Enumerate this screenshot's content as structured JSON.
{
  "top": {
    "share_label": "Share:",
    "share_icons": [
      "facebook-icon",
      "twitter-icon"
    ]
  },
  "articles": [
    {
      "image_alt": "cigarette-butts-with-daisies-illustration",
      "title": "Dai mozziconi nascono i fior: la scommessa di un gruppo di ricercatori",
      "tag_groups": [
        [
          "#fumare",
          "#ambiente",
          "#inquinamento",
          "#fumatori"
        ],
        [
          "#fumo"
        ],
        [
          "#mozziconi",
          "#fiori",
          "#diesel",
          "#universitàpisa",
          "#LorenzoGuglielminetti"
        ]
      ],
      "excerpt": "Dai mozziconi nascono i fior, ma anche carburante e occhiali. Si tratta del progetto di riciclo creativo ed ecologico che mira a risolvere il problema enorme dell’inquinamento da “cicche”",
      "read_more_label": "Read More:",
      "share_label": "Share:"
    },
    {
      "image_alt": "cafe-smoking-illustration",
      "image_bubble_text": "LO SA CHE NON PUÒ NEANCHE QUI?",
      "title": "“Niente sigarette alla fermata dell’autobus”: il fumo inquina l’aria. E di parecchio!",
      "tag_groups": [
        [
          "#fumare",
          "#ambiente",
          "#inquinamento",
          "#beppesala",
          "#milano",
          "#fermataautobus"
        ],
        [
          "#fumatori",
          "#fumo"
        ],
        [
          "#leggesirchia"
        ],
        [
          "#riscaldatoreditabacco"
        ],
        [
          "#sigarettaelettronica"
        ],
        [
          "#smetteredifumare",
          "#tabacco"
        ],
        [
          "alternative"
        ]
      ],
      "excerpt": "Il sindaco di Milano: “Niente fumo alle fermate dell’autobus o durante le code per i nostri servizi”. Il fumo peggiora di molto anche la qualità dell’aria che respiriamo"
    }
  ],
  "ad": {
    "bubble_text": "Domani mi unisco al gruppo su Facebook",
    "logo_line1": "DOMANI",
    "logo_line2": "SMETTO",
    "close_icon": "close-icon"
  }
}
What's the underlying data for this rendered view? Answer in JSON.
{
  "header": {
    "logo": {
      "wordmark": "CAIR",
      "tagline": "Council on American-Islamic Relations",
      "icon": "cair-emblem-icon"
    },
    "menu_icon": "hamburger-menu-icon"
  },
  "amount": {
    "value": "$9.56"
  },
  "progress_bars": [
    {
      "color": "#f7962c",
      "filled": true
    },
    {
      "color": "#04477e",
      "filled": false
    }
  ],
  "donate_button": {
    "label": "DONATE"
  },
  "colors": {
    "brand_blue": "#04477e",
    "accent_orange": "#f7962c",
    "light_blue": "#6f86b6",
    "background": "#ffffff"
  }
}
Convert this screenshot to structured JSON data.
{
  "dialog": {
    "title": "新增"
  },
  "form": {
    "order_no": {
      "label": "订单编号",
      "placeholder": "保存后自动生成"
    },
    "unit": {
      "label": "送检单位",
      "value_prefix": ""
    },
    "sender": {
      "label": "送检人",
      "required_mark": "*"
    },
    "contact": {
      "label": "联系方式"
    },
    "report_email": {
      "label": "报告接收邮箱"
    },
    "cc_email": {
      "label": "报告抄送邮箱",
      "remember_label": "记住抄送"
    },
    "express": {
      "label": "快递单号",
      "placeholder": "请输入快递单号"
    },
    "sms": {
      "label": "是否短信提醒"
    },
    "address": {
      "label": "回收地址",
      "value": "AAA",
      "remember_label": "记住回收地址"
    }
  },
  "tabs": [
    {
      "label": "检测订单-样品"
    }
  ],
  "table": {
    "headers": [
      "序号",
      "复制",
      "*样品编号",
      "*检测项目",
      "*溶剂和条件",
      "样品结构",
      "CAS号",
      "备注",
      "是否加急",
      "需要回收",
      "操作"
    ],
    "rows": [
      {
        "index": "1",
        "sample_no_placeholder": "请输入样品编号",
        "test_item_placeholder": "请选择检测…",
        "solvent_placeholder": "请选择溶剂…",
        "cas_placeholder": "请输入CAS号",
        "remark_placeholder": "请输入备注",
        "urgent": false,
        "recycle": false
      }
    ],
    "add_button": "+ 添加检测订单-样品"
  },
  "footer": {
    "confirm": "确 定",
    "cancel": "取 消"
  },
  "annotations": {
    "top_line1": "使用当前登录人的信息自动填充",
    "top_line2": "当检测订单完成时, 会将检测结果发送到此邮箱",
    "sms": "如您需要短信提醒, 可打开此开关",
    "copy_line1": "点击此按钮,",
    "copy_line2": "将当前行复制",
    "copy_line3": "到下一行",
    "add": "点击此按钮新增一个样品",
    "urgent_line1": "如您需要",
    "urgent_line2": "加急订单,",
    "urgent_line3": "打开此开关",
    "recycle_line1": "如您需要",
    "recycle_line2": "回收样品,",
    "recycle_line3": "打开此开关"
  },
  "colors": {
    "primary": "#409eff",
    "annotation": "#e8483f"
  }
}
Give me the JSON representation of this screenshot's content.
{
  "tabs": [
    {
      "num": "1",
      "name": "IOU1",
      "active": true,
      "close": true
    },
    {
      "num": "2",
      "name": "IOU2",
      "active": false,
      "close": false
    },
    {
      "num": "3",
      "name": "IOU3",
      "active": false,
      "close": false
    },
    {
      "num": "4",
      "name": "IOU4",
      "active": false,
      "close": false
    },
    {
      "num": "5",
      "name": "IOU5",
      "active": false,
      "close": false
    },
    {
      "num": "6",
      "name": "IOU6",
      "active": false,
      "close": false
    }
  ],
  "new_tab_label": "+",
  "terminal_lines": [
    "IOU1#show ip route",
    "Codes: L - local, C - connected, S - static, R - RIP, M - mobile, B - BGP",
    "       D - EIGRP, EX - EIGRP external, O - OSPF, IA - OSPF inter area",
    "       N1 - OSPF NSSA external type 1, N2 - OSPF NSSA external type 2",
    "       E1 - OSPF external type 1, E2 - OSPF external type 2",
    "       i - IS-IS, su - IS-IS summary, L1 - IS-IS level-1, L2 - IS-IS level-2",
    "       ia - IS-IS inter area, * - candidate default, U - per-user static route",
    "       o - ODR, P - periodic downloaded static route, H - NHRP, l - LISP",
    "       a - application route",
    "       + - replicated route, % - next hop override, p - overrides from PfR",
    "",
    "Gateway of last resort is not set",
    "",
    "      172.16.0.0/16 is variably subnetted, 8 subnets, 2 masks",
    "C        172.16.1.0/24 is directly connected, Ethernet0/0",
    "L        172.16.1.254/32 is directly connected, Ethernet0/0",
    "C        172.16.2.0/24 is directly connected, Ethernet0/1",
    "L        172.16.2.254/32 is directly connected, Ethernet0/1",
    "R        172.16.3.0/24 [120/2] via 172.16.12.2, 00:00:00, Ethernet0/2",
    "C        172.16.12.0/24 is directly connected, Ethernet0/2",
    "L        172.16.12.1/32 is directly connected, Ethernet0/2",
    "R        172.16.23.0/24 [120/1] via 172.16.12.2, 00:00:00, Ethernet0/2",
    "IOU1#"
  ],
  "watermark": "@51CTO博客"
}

WHAT IS ASKED – The records above should be returned exactly.

TASK RESPONSE –
Enumerate this screenshot's content as structured JSON.
{
  "top": {
    "share_label": "Share:",
    "share_icons": [
      "facebook-icon",
      "twitter-icon"
    ]
  },
  "articles": [
    {
      "image_alt": "cigarette-butts-with-daisies-illustration",
      "title": "Dai mozziconi nascono i fior: la scommessa di un gruppo di ricercatori",
      "tag_groups": [
        [
          "#fumare",
          "#ambiente",
          "#inquinamento",
          "#fumatori"
        ],
        [
          "#fumo"
        ],
        [
          "#mozziconi",
          "#fiori",
          "#diesel",
          "#universitàpisa",
          "#LorenzoGuglielminetti"
        ]
      ],
      "excerpt": "Dai mozziconi nascono i fior, ma anche carburante e occhiali. Si tratta del progetto di riciclo creativo ed ecologico che mira a risolvere il problema enorme dell’inquinamento da “cicche”",
      "read_more_label": "Read More:",
      "share_label": "Share:"
    },
    {
      "image_alt": "cafe-smoking-illustration",
      "image_bubble_text": "LO SA CHE NON PUÒ NEANCHE QUI?",
      "title": "“Niente sigarette alla fermata dell’autobus”: il fumo inquina l’aria. E di parecchio!",
      "tag_groups": [
        [
          "#fumare",
          "#ambiente",
          "#inquinamento",
          "#beppesala",
          "#milano",
          "#fermataautobus"
        ],
        [
          "#fumatori",
          "#fumo"
        ],
        [
          "#leggesirchia"
        ],
        [
          "#riscaldatoreditabacco"
        ],
        [
          "#sigarettaelettronica"
        ],
        [
          "#smetteredifumare",
          "#tabacco"
        ],
        [
          "alternative"
        ]
      ],
      "excerpt": "Il sindaco di Milano: “Niente fumo alle fermate dell’autobus o durante le code per i nostri servizi”. Il fumo peggiora di molto anche la qualità dell’aria che respiriamo"
    }
  ],
  "ad": {
    "bubble_text": "Domani mi unisco al gruppo su Facebook",
    "logo_line1": "DOMANI",
    "logo_line2": "SMETTO",
    "close_icon": "close-icon"
  }
}
What's the underlying data for this rendered view? Answer in JSON.
{
  "header": {
    "logo": {
      "wordmark": "CAIR",
      "tagline": "Council on American-Islamic Relations",
      "icon": "cair-emblem-icon"
    },
    "menu_icon": "hamburger-menu-icon"
  },
  "amount": {
    "value": "$9.56"
  },
  "progress_bars": [
    {
      "color": "#f7962c",
      "filled": true
    },
    {
      "color": "#04477e",
      "filled": false
    }
  ],
  "donate_button": {
    "label": "DONATE"
  },
  "colors": {
    "brand_blue": "#04477e",
    "accent_orange": "#f7962c",
    "light_blue": "#6f86b6",
    "background": "#ffffff"
  }
}
Convert this screenshot to structured JSON data.
{
  "dialog": {
    "title": "新增"
  },
  "form": {
    "order_no": {
      "label": "订单编号",
      "placeholder": "保存后自动生成"
    },
    "unit": {
      "label": "送检单位",
      "value_prefix": ""
    },
    "sender": {
      "label": "送检人",
      "required_mark": "*"
    },
    "contact": {
      "label": "联系方式"
    },
    "report_email": {
      "label": "报告接收邮箱"
    },
    "cc_email": {
      "label": "报告抄送邮箱",
      "remember_label": "记住抄送"
    },
    "express": {
      "label": "快递单号",
      "placeholder": "请输入快递单号"
    },
    "sms": {
      "label": "是否短信提醒"
    },
    "address": {
      "label": "回收地址",
      "value": "AAA",
      "remember_label": "记住回收地址"
    }
  },
  "tabs": [
    {
      "label": "检测订单-样品"
    }
  ],
  "table": {
    "headers": [
      "序号",
      "复制",
      "*样品编号",
      "*检测项目",
      "*溶剂和条件",
      "样品结构",
      "CAS号",
      "备注",
      "是否加急",
      "需要回收",
      "操作"
    ],
    "rows": [
      {
        "index": "1",
        "sample_no_placeholder": "请输入样品编号",
        "test_item_placeholder": "请选择检测…",
        "solvent_placeholder": "请选择溶剂…",
        "cas_placeholder": "请输入CAS号",
        "remark_placeholder": "请输入备注",
        "urgent": false,
        "recycle": false
      }
    ],
    "add_button": "+ 添加检测订单-样品"
  },
  "footer": {
    "confirm": "确 定",
    "cancel": "取 消"
  },
  "annotations": {
    "top_line1": "使用当前登录人的信息自动填充",
    "top_line2": "当检测订单完成时, 会将检测结果发送到此邮箱",
    "sms": "如您需要短信提醒, 可打开此开关",
    "copy_line1": "点击此按钮,",
    "copy_line2": "将当前行复制",
    "copy_line3": "到下一行",
    "add": "点击此按钮新增一个样品",
    "urgent_line1": "如您需要",
    "urgent_line2": "加急订单,",
    "urgent_line3": "打开此开关",
    "recycle_line1": "如您需要",
    "recycle_line2": "回收样品,",
    "recycle_line3": "打开此开关"
  },
  "colors": {
    "primary": "#409eff",
    "annotation": "#e8483f"
  }
}
Give me the JSON representation of this screenshot's content.
{
  "tabs": [
    {
      "num": "1",
      "name": "IOU1",
      "active": true,
      "close": true
    },
    {
      "num": "2",
      "name": "IOU2",
      "active": false,
      "close": false
    },
    {
      "num": "3",
      "name": "IOU3",
      "active": false,
      "close": false
    },
    {
      "num": "4",
      "name": "IOU4",
      "active": false,
      "close": false
    },
    {
      "num": "5",
      "name": "IOU5",
      "active": false,
      "close": false
    },
    {
      "num": "6",
      "name": "IOU6",
      "active": false,
      "close": false
    }
  ],
  "new_tab_label": "+",
  "terminal_lines": [
    "IOU1#show ip route",
    "Codes: L - local, C - connected, S - static, R - RIP, M - mobile, B - BGP",
    "       D - EIGRP, EX - EIGRP external, O - OSPF, IA - OSPF inter area",
    "       N1 - OSPF NSSA external type 1, N2 - OSPF NSSA external type 2",
    "       E1 - OSPF external type 1, E2 - OSPF external type 2",
    "       i - IS-IS, su - IS-IS summary, L1 - IS-IS level-1, L2 - IS-IS level-2",
    "       ia - IS-IS inter area, * - candidate default, U - per-user static route",
    "       o - ODR, P - periodic downloaded static route, H - NHRP, l - LISP",
    "       a - application route",
    "       + - replicated route, % - next hop override, p - overrides from PfR",
    "",
    "Gateway of last resort is not set",
    "",
    "      172.16.0.0/16 is variably subnetted, 8 subnets, 2 masks",
    "C        172.16.1.0/24 is directly connected, Ethernet0/0",
    "L        172.16.1.254/32 is directly connected, Ethernet0/0",
    "C        172.16.2.0/24 is directly connected, Ethernet0/1",
    "L        172.16.2.254/32 is directly connected, Ethernet0/1",
    "R        172.16.3.0/24 [120/2] via 172.16.12.2, 00:00:00, Ethernet0/2",
    "C        172.16.12.0/24 is directly connected, Ethernet0/2",
    "L        172.16.12.1/32 is directly connected, Ethernet0/2",
    "R        172.16.23.0/24 [120/1] via 172.16.12.2, 00:00:00, Ethernet0/2",
    "IOU1#"
  ],
  "watermark": "@51CTO博客"
}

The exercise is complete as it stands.